> WORK ORDER: Count the lines below that contain the word "kunna" and give only that number.

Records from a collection
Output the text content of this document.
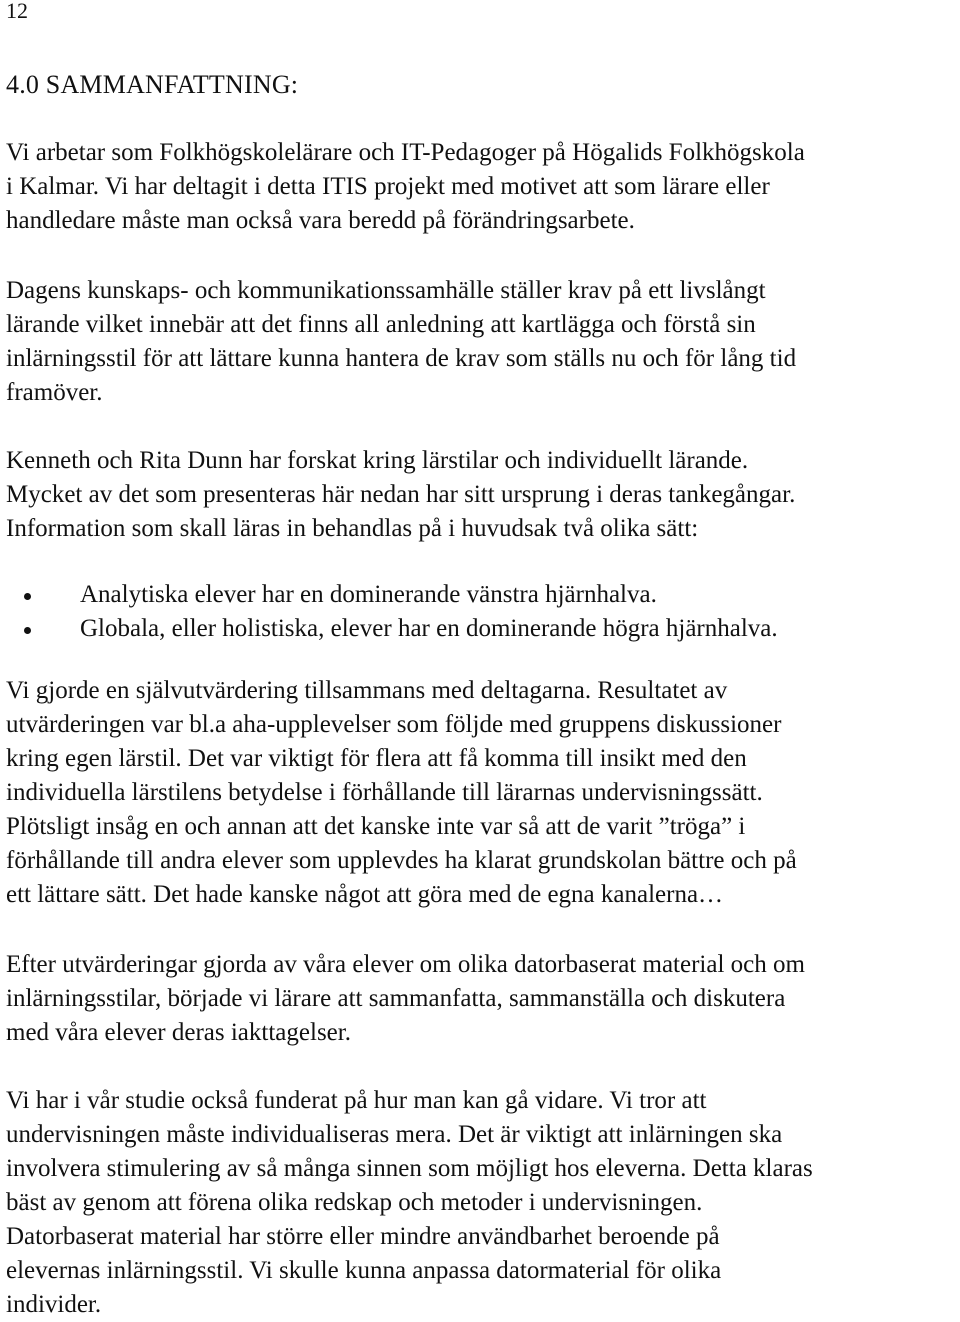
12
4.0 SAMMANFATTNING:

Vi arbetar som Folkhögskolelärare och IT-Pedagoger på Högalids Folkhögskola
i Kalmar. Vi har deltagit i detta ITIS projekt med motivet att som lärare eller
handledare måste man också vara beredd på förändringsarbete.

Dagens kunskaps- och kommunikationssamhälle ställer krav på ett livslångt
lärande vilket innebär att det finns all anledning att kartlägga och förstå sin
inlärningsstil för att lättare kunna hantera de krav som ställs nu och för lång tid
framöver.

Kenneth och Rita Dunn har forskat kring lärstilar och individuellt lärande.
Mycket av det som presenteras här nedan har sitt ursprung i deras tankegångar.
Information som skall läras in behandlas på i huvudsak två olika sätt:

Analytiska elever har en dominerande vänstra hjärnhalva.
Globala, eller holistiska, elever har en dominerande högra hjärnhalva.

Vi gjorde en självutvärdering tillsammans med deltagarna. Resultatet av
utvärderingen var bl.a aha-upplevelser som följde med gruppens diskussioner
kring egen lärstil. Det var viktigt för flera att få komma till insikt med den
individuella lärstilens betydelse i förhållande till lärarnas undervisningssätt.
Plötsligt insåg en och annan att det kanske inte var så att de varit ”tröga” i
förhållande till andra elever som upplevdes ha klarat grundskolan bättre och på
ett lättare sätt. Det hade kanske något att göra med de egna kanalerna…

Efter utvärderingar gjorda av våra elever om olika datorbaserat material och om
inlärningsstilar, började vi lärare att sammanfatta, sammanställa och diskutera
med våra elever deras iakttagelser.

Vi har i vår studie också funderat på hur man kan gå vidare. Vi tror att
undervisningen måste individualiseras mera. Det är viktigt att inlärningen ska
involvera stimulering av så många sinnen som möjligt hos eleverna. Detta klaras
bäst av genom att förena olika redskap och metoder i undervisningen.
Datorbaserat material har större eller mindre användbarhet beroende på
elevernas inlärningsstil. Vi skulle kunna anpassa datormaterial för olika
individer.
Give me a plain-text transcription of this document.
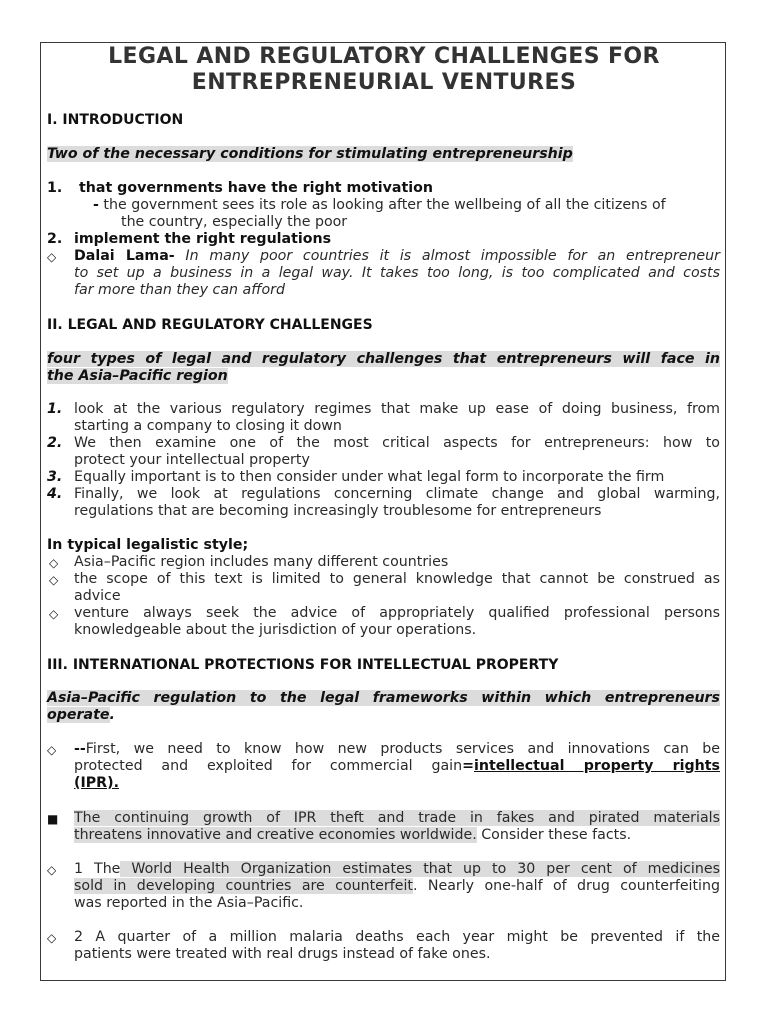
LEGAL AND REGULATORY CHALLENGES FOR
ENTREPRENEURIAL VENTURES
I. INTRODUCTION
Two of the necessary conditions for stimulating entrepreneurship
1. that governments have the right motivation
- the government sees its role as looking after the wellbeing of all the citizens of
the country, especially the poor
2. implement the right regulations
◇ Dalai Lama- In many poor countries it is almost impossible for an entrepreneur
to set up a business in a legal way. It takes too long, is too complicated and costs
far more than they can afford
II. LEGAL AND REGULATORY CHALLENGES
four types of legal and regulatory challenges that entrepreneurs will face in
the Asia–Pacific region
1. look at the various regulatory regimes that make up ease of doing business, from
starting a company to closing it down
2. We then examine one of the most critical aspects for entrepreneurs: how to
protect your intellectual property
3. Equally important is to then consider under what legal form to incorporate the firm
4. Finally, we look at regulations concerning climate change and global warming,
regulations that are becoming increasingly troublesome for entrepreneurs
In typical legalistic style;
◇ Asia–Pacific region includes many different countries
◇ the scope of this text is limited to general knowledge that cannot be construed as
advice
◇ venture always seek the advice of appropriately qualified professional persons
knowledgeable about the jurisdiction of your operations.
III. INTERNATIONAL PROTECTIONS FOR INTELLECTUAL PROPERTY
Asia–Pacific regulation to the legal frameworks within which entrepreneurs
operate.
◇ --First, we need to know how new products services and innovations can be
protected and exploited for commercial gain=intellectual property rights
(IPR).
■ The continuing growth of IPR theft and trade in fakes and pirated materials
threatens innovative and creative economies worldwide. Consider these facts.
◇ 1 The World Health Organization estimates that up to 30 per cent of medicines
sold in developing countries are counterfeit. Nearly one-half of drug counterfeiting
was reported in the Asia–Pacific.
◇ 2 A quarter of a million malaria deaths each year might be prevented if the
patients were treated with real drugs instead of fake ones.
---
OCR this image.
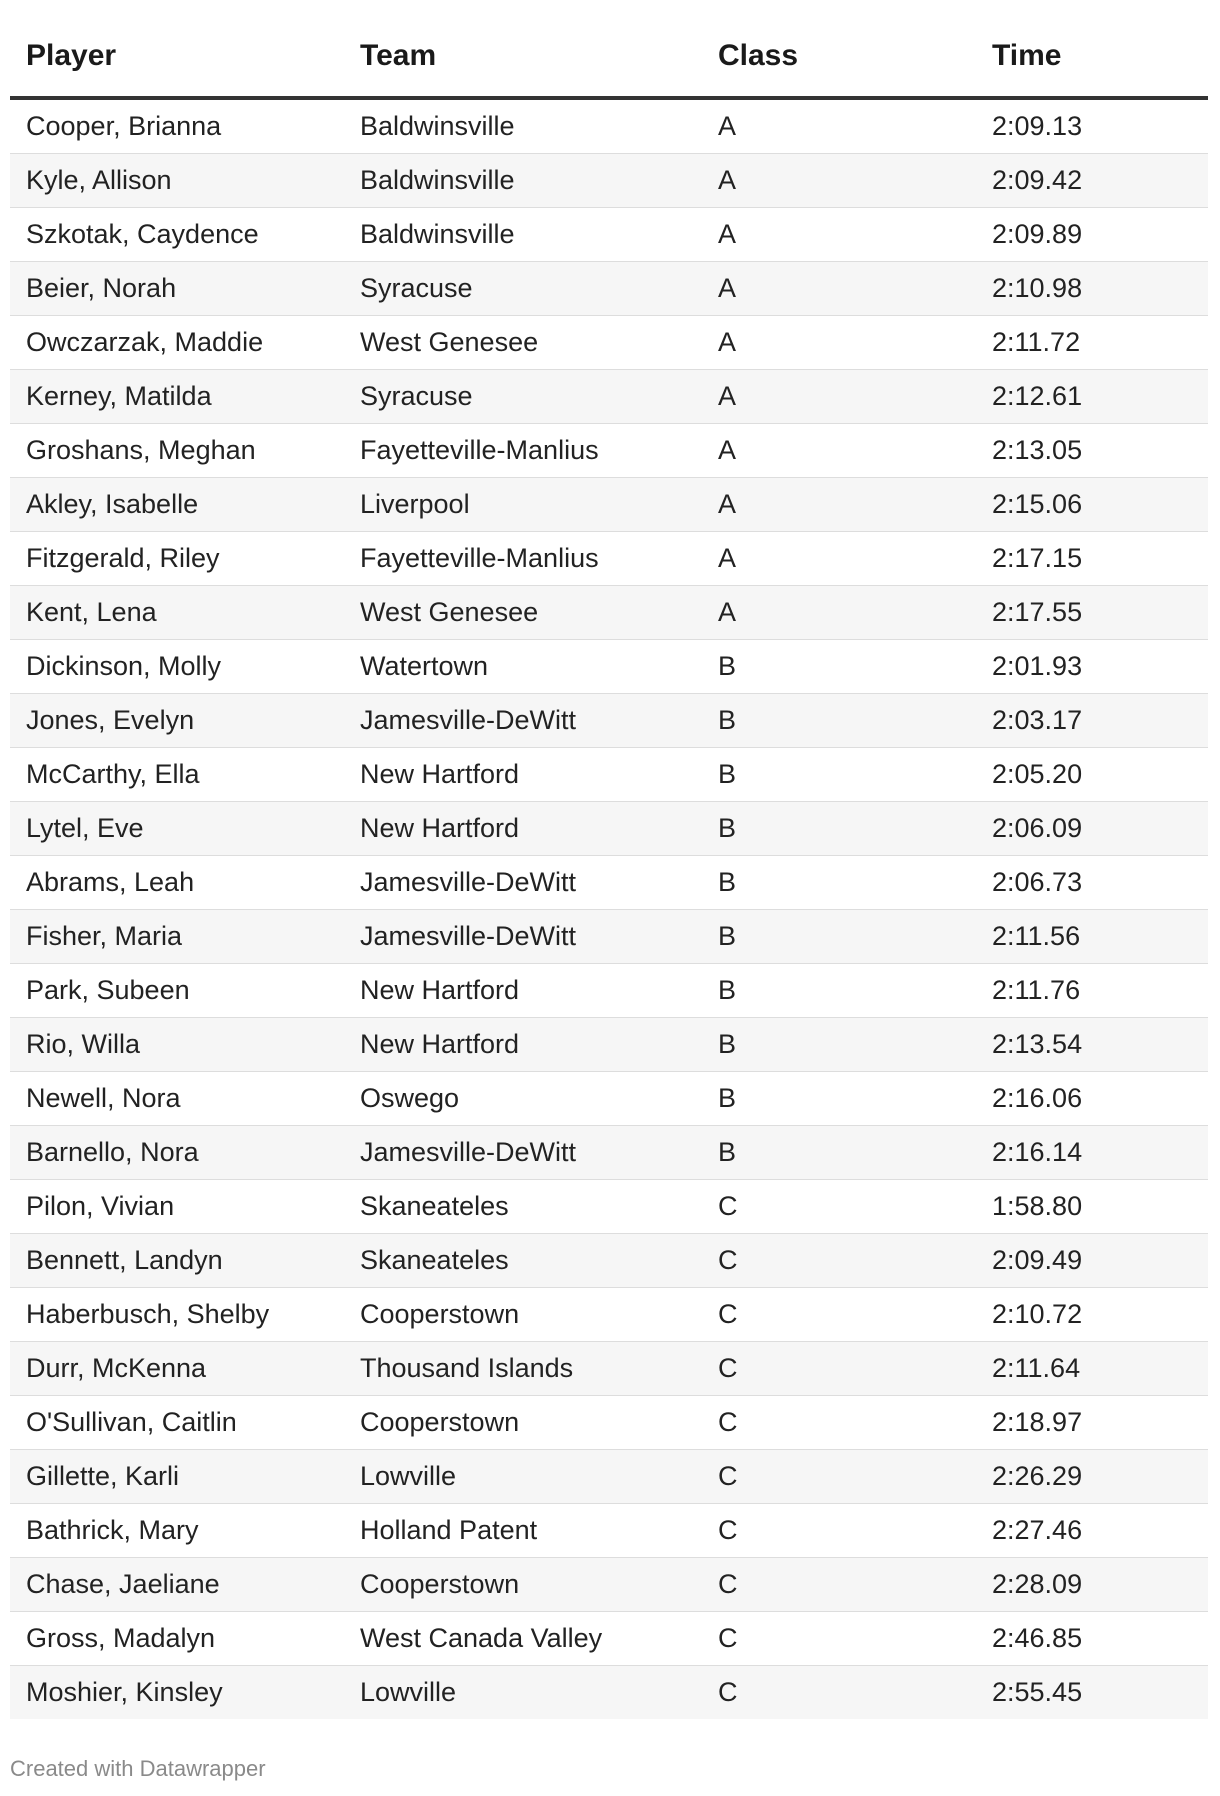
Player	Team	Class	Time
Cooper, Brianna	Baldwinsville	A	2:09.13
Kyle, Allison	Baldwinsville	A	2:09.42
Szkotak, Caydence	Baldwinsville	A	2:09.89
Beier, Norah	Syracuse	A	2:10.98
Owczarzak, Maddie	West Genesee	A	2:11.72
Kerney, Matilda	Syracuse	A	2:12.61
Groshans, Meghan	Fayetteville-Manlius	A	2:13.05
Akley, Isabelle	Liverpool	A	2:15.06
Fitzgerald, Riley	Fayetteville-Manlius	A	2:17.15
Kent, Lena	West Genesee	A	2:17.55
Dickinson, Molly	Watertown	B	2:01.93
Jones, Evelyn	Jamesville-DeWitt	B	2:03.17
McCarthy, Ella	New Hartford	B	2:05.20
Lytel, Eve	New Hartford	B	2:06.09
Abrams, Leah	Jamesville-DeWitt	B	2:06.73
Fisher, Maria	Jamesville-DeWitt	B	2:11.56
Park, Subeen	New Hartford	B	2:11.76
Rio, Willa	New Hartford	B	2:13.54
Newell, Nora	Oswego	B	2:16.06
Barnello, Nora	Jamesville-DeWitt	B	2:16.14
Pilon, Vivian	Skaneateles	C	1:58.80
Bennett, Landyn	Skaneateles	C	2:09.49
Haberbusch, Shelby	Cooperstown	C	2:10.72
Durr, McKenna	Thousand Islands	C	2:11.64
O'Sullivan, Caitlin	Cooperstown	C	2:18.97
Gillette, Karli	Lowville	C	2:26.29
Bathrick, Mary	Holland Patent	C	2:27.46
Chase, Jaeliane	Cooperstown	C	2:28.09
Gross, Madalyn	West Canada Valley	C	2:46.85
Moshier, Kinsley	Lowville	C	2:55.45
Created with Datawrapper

> TASK ANSWER: 2